Scan the material and copy every line in which "JSON" appears.
* * * * * * *
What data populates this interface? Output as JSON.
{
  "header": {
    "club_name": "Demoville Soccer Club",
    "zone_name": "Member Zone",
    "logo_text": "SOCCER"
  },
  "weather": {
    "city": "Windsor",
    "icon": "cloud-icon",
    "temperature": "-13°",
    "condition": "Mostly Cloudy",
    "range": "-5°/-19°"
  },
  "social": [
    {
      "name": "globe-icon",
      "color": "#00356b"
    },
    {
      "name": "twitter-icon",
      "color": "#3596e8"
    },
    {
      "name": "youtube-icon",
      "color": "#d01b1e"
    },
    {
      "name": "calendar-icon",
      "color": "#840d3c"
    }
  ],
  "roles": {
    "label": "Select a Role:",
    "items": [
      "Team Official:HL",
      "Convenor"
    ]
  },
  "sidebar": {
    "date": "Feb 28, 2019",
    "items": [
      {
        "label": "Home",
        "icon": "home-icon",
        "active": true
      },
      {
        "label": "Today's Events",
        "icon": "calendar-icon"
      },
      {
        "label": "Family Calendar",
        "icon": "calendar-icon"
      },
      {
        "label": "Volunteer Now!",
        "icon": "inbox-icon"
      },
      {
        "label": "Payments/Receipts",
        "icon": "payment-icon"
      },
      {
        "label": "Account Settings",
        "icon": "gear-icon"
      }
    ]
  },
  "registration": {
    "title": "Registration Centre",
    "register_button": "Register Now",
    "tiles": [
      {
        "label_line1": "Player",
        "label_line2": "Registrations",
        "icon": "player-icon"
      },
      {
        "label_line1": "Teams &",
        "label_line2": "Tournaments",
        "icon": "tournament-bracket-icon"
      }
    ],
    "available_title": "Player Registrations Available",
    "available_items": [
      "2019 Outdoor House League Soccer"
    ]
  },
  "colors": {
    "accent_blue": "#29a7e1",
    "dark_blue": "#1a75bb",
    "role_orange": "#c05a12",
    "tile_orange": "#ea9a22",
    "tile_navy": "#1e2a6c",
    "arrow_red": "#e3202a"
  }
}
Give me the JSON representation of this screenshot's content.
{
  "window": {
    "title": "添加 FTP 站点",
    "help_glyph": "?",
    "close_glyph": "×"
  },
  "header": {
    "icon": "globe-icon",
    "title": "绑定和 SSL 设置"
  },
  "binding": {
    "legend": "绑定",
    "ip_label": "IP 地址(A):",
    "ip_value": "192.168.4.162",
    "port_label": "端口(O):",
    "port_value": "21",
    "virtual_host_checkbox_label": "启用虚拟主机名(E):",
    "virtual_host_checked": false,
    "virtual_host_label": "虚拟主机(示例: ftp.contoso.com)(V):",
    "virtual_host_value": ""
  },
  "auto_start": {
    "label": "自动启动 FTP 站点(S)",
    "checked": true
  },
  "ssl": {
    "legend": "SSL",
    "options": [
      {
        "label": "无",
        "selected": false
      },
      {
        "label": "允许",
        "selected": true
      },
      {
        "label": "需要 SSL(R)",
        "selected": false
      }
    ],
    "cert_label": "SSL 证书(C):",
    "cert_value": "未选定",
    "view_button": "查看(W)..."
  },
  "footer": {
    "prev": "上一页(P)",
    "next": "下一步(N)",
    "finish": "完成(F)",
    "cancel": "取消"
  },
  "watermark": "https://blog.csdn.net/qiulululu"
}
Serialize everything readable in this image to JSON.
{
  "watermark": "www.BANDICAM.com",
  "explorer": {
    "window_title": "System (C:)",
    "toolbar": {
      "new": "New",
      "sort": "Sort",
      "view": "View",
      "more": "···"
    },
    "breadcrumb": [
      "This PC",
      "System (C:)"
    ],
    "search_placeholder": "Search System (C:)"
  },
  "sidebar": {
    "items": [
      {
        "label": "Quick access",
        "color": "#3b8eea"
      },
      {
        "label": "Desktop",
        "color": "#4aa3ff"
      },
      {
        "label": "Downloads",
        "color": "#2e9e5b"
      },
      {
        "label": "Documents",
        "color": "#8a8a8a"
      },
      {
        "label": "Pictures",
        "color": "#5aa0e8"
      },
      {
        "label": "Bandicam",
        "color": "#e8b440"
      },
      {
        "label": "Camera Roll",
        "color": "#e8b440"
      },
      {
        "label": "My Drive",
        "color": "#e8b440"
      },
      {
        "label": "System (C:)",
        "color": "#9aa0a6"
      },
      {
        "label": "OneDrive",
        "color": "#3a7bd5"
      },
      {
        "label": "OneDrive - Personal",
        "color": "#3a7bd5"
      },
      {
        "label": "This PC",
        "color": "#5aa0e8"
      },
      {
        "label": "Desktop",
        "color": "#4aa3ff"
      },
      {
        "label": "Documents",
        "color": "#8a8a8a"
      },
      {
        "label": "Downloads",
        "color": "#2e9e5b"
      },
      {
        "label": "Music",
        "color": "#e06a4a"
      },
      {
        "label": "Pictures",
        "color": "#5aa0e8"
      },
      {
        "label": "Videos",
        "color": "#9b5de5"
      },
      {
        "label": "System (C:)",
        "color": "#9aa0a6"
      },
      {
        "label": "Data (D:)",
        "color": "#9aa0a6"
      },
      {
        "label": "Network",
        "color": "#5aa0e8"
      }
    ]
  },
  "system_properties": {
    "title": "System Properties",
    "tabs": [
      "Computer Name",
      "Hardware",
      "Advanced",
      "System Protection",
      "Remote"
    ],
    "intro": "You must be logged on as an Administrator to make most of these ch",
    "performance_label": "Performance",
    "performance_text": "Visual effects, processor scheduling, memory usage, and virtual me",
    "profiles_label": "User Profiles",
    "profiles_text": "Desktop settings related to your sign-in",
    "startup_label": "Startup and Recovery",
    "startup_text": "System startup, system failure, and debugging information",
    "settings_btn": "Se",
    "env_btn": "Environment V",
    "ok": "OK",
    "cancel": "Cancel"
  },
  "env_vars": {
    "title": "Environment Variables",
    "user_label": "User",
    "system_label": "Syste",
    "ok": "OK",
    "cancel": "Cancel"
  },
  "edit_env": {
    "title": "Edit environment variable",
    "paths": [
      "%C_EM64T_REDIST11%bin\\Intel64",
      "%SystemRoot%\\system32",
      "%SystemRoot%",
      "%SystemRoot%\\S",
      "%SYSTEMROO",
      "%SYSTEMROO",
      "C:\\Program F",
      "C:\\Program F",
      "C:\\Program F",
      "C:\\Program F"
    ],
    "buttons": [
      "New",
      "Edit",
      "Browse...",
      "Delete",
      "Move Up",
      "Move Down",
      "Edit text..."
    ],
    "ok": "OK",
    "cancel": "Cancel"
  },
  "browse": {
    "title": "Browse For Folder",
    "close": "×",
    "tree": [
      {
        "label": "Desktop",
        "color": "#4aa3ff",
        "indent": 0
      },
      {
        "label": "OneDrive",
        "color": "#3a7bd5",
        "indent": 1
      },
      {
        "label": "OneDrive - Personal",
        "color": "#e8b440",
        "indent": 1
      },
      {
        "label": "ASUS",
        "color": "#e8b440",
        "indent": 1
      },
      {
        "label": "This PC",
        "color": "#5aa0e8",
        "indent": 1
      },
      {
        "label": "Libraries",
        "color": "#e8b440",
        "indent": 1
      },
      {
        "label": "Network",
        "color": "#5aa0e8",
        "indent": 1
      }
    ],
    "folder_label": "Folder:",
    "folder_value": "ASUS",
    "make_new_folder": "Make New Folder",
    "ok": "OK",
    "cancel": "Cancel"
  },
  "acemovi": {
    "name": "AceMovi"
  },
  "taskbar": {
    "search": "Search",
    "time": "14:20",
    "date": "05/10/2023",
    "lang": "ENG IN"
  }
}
* * * * * * *
**Solution for this task**
What data populates this interface? Output as JSON.
Give me the JSON representation of this screenshot's content.
Serialize everything readable in this image to JSON.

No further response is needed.